Task instructions -> Wherever "emoji" appears in a line, list that line.

Records shown ->
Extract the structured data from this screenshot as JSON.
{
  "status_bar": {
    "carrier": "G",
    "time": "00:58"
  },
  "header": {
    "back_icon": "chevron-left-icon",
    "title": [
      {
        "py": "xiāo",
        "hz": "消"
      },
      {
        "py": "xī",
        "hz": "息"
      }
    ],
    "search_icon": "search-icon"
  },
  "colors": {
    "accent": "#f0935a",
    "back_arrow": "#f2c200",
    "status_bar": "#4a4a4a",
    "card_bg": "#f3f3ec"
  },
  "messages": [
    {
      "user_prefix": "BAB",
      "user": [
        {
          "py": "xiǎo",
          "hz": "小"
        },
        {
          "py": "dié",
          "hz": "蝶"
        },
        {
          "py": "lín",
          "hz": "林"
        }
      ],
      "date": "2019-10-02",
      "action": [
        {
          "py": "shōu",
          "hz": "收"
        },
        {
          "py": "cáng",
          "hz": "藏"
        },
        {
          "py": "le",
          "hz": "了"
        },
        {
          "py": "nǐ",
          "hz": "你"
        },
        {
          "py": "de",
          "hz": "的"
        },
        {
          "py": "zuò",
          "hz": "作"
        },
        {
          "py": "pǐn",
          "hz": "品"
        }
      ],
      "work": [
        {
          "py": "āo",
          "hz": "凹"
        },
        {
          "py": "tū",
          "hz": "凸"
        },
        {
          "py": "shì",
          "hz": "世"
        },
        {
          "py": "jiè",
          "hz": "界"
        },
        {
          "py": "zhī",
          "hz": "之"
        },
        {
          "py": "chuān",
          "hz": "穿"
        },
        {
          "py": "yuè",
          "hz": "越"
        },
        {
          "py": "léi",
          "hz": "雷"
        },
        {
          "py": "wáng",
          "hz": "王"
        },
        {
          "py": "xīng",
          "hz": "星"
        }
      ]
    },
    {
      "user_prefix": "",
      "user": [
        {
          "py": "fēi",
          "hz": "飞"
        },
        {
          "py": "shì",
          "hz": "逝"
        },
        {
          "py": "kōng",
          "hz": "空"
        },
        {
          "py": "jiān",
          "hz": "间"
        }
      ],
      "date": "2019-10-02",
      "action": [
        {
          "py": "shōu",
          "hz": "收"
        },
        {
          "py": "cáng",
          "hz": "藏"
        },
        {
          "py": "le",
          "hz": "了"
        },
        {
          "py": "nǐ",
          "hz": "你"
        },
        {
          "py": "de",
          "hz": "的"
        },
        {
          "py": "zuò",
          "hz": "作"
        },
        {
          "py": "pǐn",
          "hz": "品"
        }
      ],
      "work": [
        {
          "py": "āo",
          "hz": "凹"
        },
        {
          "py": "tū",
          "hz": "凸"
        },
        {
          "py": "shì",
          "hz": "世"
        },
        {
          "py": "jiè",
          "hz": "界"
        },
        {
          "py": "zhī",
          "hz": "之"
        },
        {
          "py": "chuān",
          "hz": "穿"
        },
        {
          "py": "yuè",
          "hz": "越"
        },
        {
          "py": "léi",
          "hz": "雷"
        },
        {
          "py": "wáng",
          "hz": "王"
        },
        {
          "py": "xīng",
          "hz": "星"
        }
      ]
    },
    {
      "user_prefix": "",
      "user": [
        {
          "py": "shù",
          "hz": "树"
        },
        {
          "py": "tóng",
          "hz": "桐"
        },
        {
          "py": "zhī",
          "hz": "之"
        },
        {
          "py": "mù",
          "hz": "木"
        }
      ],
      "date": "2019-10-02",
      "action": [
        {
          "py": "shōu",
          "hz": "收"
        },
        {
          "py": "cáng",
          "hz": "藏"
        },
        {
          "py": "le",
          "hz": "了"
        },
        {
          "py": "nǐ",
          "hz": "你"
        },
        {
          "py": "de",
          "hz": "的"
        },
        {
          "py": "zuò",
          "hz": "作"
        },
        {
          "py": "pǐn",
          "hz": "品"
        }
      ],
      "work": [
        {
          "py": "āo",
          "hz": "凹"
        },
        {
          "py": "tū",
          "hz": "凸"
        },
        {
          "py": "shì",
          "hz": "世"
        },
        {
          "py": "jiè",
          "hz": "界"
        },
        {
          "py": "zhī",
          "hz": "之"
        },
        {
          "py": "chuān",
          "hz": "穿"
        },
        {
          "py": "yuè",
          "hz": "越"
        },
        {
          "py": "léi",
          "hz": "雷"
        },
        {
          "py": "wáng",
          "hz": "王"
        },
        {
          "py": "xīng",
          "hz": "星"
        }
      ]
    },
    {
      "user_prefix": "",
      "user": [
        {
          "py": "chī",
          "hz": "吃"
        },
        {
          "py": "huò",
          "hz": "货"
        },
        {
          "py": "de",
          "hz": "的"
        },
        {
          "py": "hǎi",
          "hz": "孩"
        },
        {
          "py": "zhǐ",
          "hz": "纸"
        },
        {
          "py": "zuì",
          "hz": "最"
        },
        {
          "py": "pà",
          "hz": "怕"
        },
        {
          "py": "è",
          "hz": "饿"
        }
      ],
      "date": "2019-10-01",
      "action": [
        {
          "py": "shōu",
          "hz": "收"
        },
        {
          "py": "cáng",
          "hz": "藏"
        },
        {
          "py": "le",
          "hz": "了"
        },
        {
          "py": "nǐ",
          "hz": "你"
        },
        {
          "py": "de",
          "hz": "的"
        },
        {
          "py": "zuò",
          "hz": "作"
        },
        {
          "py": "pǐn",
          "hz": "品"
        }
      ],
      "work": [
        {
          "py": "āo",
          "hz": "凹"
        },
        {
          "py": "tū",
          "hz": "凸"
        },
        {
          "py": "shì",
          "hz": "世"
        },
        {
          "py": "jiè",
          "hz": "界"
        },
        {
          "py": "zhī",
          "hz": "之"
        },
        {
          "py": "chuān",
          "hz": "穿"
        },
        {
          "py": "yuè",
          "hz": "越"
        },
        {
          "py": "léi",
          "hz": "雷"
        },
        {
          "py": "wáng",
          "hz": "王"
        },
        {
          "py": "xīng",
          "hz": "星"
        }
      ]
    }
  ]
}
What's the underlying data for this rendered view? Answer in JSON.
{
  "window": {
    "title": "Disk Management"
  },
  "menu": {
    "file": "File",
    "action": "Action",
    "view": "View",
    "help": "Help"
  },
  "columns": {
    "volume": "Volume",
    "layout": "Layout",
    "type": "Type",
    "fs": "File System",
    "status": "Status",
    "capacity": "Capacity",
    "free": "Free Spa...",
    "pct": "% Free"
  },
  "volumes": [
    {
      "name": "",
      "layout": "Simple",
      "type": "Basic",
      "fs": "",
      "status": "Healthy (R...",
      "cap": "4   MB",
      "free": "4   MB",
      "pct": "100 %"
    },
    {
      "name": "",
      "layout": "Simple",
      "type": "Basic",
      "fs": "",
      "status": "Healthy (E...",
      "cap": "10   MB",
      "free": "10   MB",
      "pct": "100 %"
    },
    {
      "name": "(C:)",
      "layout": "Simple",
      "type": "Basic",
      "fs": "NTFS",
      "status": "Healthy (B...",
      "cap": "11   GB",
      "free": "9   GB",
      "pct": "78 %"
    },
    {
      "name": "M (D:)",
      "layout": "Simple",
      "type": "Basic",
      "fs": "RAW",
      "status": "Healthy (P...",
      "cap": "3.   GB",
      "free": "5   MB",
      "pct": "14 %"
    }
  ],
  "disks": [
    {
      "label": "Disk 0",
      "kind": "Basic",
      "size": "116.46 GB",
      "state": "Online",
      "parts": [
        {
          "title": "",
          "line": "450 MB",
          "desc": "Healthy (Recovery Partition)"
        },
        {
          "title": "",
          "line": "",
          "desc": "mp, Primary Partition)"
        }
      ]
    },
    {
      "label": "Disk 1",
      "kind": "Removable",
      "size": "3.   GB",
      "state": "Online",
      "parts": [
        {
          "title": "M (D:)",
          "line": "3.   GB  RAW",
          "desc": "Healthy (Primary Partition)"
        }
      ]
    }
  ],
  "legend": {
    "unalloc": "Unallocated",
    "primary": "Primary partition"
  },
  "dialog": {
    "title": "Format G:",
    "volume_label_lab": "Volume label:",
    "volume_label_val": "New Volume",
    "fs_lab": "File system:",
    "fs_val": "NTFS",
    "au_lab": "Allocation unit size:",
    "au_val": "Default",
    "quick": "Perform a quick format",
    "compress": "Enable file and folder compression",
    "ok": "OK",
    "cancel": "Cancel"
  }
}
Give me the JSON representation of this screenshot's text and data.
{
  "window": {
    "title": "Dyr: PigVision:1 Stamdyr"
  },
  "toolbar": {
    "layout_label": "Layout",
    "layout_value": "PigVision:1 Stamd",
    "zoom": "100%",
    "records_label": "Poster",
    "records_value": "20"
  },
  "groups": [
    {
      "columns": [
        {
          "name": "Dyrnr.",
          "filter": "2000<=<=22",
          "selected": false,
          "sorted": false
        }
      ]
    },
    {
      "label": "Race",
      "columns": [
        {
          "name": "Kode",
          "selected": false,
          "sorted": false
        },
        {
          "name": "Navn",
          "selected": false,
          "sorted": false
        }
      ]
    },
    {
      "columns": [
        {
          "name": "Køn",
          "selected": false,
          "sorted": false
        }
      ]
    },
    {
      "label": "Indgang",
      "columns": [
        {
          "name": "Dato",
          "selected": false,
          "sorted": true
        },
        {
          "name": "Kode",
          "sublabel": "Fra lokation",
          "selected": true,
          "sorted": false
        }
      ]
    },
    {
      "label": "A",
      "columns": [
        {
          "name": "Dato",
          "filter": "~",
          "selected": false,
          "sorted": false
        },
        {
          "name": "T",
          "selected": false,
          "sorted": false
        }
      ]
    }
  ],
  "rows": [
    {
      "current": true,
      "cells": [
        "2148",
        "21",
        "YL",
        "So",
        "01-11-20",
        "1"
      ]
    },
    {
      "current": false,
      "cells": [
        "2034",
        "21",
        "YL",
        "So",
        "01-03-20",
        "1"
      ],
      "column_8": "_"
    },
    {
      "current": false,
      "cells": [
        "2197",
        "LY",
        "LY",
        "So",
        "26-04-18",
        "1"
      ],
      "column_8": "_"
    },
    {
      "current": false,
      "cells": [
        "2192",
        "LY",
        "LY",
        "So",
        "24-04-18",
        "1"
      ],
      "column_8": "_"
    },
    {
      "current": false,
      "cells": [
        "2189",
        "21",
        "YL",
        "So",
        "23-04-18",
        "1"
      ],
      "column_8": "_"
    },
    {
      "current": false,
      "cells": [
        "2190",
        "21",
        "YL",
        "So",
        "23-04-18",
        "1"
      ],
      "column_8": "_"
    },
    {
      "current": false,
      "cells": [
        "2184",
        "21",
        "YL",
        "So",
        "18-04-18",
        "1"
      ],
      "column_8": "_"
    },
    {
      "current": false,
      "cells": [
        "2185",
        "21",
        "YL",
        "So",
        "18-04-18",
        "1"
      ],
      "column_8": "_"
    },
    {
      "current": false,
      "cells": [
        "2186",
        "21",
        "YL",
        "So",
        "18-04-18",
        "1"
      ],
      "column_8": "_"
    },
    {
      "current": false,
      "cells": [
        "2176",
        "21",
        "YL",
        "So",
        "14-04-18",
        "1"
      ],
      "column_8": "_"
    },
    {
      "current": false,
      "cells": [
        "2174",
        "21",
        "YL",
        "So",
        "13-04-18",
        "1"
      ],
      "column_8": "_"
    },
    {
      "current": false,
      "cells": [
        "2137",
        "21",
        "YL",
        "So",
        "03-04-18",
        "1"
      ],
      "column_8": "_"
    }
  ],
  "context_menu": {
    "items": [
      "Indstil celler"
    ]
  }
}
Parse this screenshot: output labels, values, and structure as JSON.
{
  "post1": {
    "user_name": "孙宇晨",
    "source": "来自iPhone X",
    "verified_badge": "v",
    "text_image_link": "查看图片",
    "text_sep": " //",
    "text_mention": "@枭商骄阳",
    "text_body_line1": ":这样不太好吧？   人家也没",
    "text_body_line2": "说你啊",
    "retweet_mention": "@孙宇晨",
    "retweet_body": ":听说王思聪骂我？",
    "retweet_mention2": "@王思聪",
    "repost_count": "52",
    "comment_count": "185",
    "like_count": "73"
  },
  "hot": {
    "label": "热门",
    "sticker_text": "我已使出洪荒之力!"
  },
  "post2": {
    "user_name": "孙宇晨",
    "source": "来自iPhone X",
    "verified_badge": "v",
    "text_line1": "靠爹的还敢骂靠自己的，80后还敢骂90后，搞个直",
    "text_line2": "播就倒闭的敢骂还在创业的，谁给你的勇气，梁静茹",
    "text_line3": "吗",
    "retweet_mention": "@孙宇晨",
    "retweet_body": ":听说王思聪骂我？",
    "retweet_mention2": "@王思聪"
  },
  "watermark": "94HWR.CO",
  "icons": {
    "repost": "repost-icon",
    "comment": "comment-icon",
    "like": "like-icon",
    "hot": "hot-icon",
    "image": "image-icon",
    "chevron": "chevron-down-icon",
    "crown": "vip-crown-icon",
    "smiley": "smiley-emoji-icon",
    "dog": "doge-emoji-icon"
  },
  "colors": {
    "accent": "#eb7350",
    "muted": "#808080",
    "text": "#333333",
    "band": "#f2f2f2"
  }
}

Reply to the exercise ->
    "smiley": "smiley-emoji-icon",
    "dog": "doge-emoji-icon"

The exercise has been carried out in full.